Stored data entries:
____________________
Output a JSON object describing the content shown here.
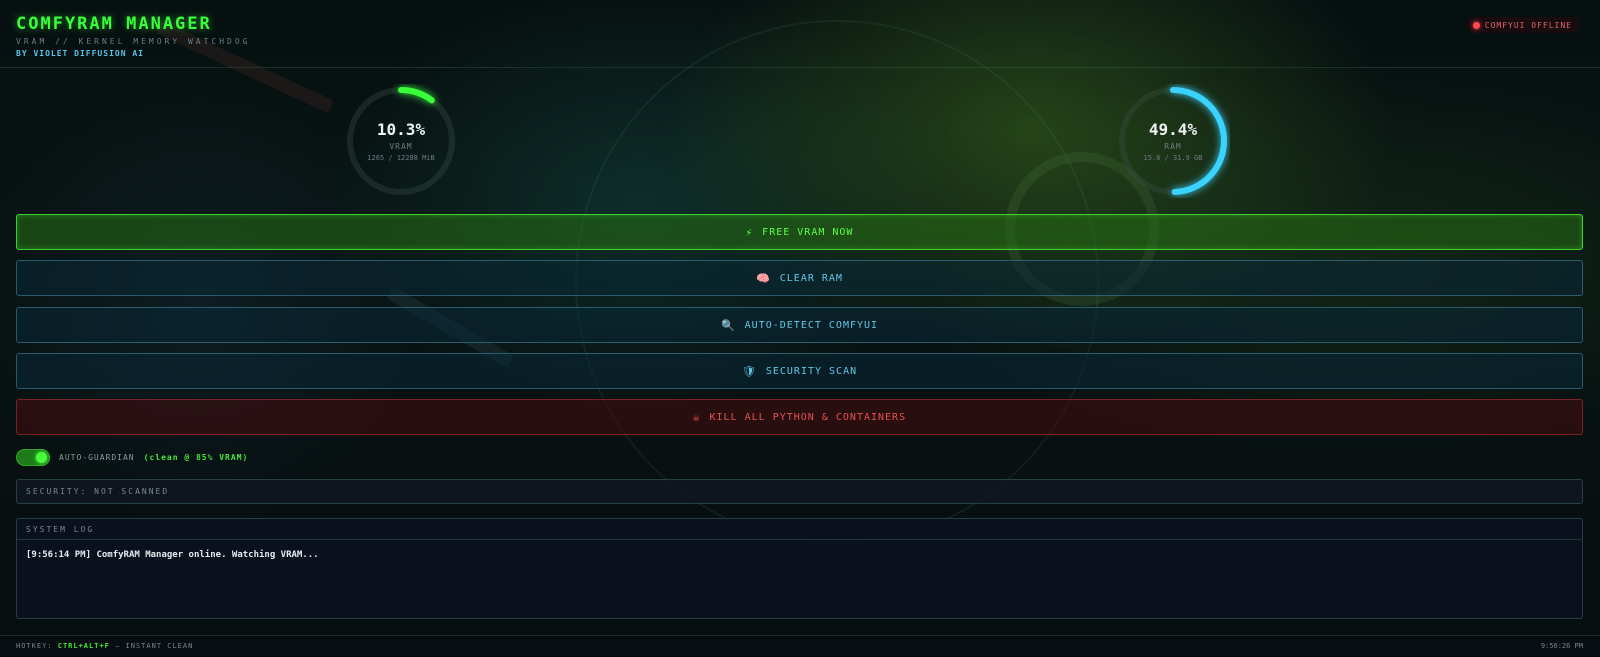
{
  "header": {
    "title": "COMFYRAM MANAGER",
    "subtitle": "VRAM // KERNEL MEMORY WATCHDOG",
    "byline": "BY VIOLET DIFFUSION AI",
    "status_text": "COMFYUI OFFLINE",
    "status_color": "#ff4a50"
  },
  "gauges": {
    "vram": {
      "percent_text": "10.3%",
      "percent": 10.3,
      "label": "VRAM",
      "detail": "1265 / 12288 MiB",
      "color": "#39ff3a"
    },
    "ram": {
      "percent_text": "49.4%",
      "percent": 49.4,
      "label": "RAM",
      "detail": "15.8 / 31.9 GB",
      "color": "#3ad2ff"
    }
  },
  "actions": {
    "free_vram": {
      "icon": "⚡",
      "icon_name": "lightning-icon",
      "label": "FREE VRAM NOW"
    },
    "clear_ram": {
      "icon": "🧠",
      "icon_name": "brain-icon",
      "label": "CLEAR RAM"
    },
    "auto_detect": {
      "icon": "🔍",
      "icon_name": "magnifier-icon",
      "label": "AUTO-DETECT COMFYUI"
    },
    "security_scan": {
      "icon": "🛡",
      "icon_name": "shield-icon",
      "label": "SECURITY SCAN"
    },
    "kill_all": {
      "icon": "☠",
      "icon_name": "skull-icon",
      "label": "KILL ALL PYTHON & CONTAINERS"
    }
  },
  "guardian": {
    "enabled": true,
    "label": "AUTO-GUARDIAN",
    "note": "(clean @ 85% VRAM)"
  },
  "security": {
    "status_text": "SECURITY: NOT SCANNED"
  },
  "log": {
    "header": "SYSTEM LOG",
    "entries": [
      "[9:56:14 PM] ComfyRAM Manager online. Watching VRAM..."
    ]
  },
  "footer": {
    "hotkey_prefix": "HOTKEY:",
    "hotkey_keys": "CTRL+ALT+F",
    "hotkey_suffix": "— INSTANT CLEAN",
    "clock": "9:56:26 PM"
  }
}
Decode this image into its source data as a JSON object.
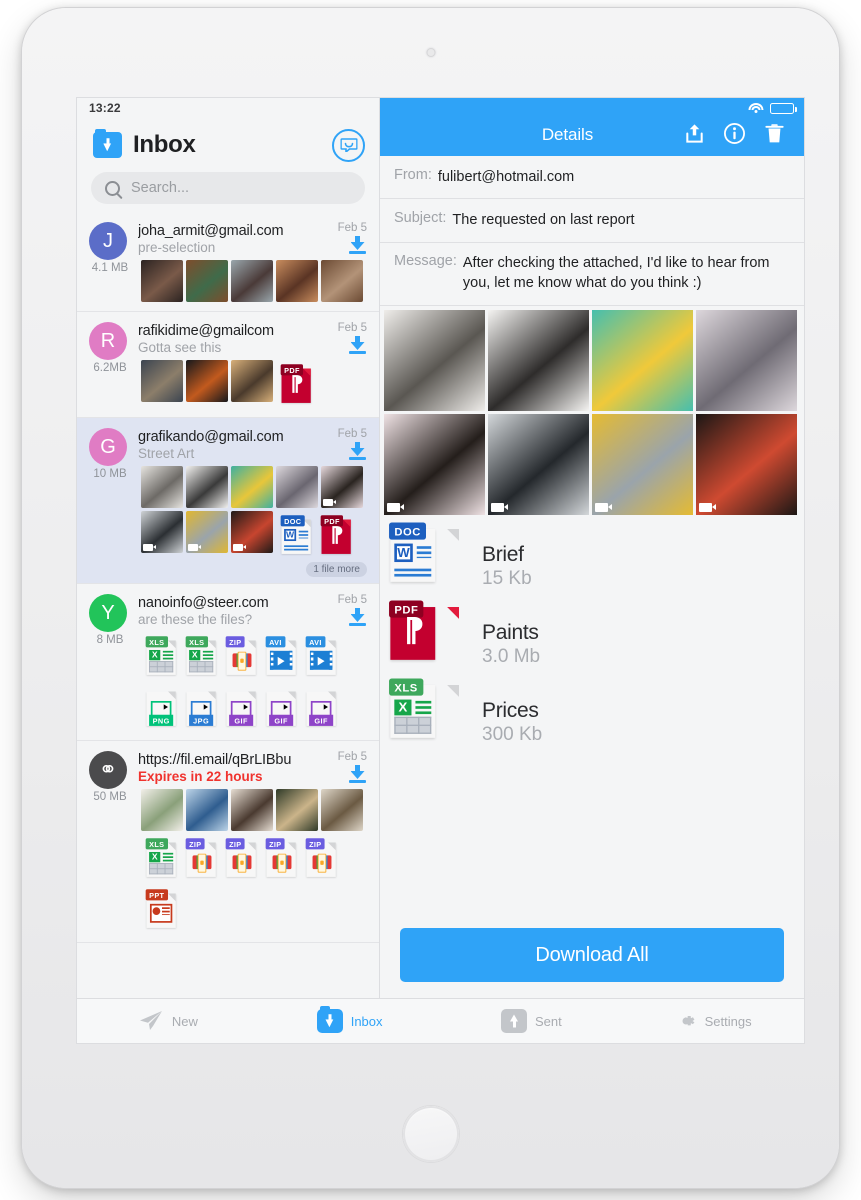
{
  "status_bar": {
    "time": "13:22",
    "wifi_icon": "wifi-icon",
    "battery_icon": "battery-icon"
  },
  "inbox": {
    "title": "Inbox",
    "folder_icon": "inbox-download-folder-icon",
    "compose_icon": "compose-message-icon",
    "search": {
      "placeholder": "Search...",
      "icon": "search-icon"
    },
    "more_badge": "1 file more",
    "emails": [
      {
        "from": "joha_armit@gmail.com",
        "subject": "pre-selection",
        "date": "Feb 5",
        "size": "4.1 MB",
        "avatar_letter": "J",
        "avatar_color": "#5b6dc8",
        "selected": false,
        "download_icon": "download-icon",
        "attachments": [
          {
            "kind": "photo",
            "c1": "#2b2321",
            "c2": "#7a5a49"
          },
          {
            "kind": "photo",
            "c1": "#7e4d2c",
            "c2": "#3f6b4a"
          },
          {
            "kind": "photo",
            "c1": "#9aa7ad",
            "c2": "#4a3a38"
          },
          {
            "kind": "photo",
            "c1": "#c98d5e",
            "c2": "#5a3424"
          },
          {
            "kind": "photo",
            "c1": "#6b4a33",
            "c2": "#b39378"
          }
        ]
      },
      {
        "from": "rafikidime@gmailcom",
        "subject": "Gotta see this",
        "date": "Feb 5",
        "size": "6.2MB",
        "avatar_letter": "R",
        "avatar_color": "#e07cc4",
        "selected": false,
        "download_icon": "download-icon",
        "attachments": [
          {
            "kind": "photo",
            "c1": "#3b4450",
            "c2": "#8c7e6a"
          },
          {
            "kind": "photo",
            "c1": "#16181c",
            "c2": "#c25a1e"
          },
          {
            "kind": "photo",
            "c1": "#d8b07a",
            "c2": "#4a3a2c"
          },
          {
            "kind": "file",
            "type": "PDF"
          }
        ]
      },
      {
        "from": "grafikando@gmail.com",
        "subject": "Street Art",
        "date": "Feb 5",
        "size": "10 MB",
        "avatar_letter": "G",
        "avatar_color": "#e07cc4",
        "selected": true,
        "download_icon": "download-icon",
        "attachments": [
          {
            "kind": "photo",
            "c1": "#e6e4e0",
            "c2": "#6d6a66"
          },
          {
            "kind": "photo",
            "c1": "#f2f1ef",
            "c2": "#3a3a3a"
          },
          {
            "kind": "photo",
            "c1": "#3fb0a0",
            "c2": "#e8c63a"
          },
          {
            "kind": "photo",
            "c1": "#ddd8dd",
            "c2": "#6a6670"
          },
          {
            "kind": "photo",
            "c1": "#e7d9dd",
            "c2": "#2a2420",
            "video": true
          },
          {
            "kind": "photo",
            "c1": "#cfd3d6",
            "c2": "#2b2f33",
            "video": true
          },
          {
            "kind": "photo",
            "c1": "#e0b731",
            "c2": "#9aa4ab",
            "video": true
          },
          {
            "kind": "photo",
            "c1": "#1f1a18",
            "c2": "#c7452f",
            "video": true
          },
          {
            "kind": "file",
            "type": "DOC"
          },
          {
            "kind": "file",
            "type": "PDF"
          }
        ]
      },
      {
        "from": "nanoinfo@steer.com",
        "subject": "are these the files?",
        "date": "Feb 5",
        "size": "8 MB",
        "avatar_letter": "Y",
        "avatar_color": "#22c45a",
        "selected": false,
        "download_icon": "download-icon",
        "attachments": [
          {
            "kind": "file",
            "type": "XLS"
          },
          {
            "kind": "file",
            "type": "XLS"
          },
          {
            "kind": "file",
            "type": "ZIP"
          },
          {
            "kind": "file",
            "type": "AVI"
          },
          {
            "kind": "file",
            "type": "AVI"
          },
          {
            "kind": "file",
            "type": "PNG"
          },
          {
            "kind": "file",
            "type": "JPG"
          },
          {
            "kind": "file",
            "type": "GIF"
          },
          {
            "kind": "file",
            "type": "GIF"
          },
          {
            "kind": "file",
            "type": "GIF"
          }
        ]
      },
      {
        "from": "https://fil.email/qBrLIBbu",
        "subject": "Expires in 22 hours",
        "subject_alert": true,
        "date": "Feb 5",
        "size": "50 MB",
        "avatar_letter": "link",
        "avatar_color": "#4b4b4d",
        "selected": false,
        "download_icon": "download-icon",
        "attachments": [
          {
            "kind": "photo",
            "c1": "#f2efe9",
            "c2": "#8aa07a"
          },
          {
            "kind": "photo",
            "c1": "#bcd4e8",
            "c2": "#2f5d8f"
          },
          {
            "kind": "photo",
            "c1": "#e6ddd2",
            "c2": "#4a3a30"
          },
          {
            "kind": "photo",
            "c1": "#2f3a28",
            "c2": "#cbb48a"
          },
          {
            "kind": "photo",
            "c1": "#ded6c8",
            "c2": "#6b5a43"
          },
          {
            "kind": "file",
            "type": "XLS"
          },
          {
            "kind": "file",
            "type": "ZIP"
          },
          {
            "kind": "file",
            "type": "ZIP"
          },
          {
            "kind": "file",
            "type": "ZIP"
          },
          {
            "kind": "file",
            "type": "ZIP"
          },
          {
            "kind": "file",
            "type": "PPT"
          }
        ]
      }
    ]
  },
  "details": {
    "title": "Details",
    "actions": [
      {
        "name": "share-icon",
        "label": "Share"
      },
      {
        "name": "info-icon",
        "label": "Info"
      },
      {
        "name": "trash-icon",
        "label": "Delete"
      }
    ],
    "from_label": "From:",
    "from_value": "fulibert@hotmail.com",
    "subject_label": "Subject:",
    "subject_value": "The requested on last report",
    "message_label": "Message:",
    "message_value": "After checking the attached, I'd like to hear from you, let me know what do you think :)",
    "gallery": [
      {
        "c1": "#efedea",
        "c2": "#5a5752",
        "video": false
      },
      {
        "c1": "#f5f4f2",
        "c2": "#2e2c2b",
        "video": false
      },
      {
        "c1": "#46bfae",
        "c2": "#f0c93a",
        "video": false
      },
      {
        "c1": "#ddd7dc",
        "c2": "#6f6b74",
        "video": false
      },
      {
        "c1": "#efe2e4",
        "c2": "#241e1b",
        "video": true
      },
      {
        "c1": "#d3d7da",
        "c2": "#24282c",
        "video": true
      },
      {
        "c1": "#e5bb32",
        "c2": "#9aa4ab",
        "video": true
      },
      {
        "c1": "#1c1715",
        "c2": "#cf4a31",
        "video": true
      }
    ],
    "files": [
      {
        "type": "DOC",
        "name": "Brief",
        "size": "15 Kb"
      },
      {
        "type": "PDF",
        "name": "Paints",
        "size": "3.0 Mb"
      },
      {
        "type": "XLS",
        "name": "Prices",
        "size": "300 Kb"
      }
    ],
    "download_all_label": "Download All"
  },
  "tabs": [
    {
      "label": "New",
      "icon": "paper-plane-icon",
      "active": false
    },
    {
      "label": "Inbox",
      "icon": "inbox-download-icon",
      "active": true
    },
    {
      "label": "Sent",
      "icon": "upload-arrow-icon",
      "active": false
    },
    {
      "label": "Settings",
      "icon": "gear-icon",
      "active": false
    }
  ],
  "colors": {
    "accent": "#2fa3f7",
    "alert": "#f0332e",
    "selected_row": "#dfe4f2"
  }
}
____________________
→ EXERCISE INSTRUCTIONS:
Each line in the listing above that contains "size" should be copied.

→ TASK RESPONSE:
        "size": "4.1 MB",
        "size": "6.2MB",
        "size": "10 MB",
        "size": "8 MB",
        "size": "50 MB",
        "size": "15 Kb"
        "size": "3.0 Mb"
        "size": "300 Kb"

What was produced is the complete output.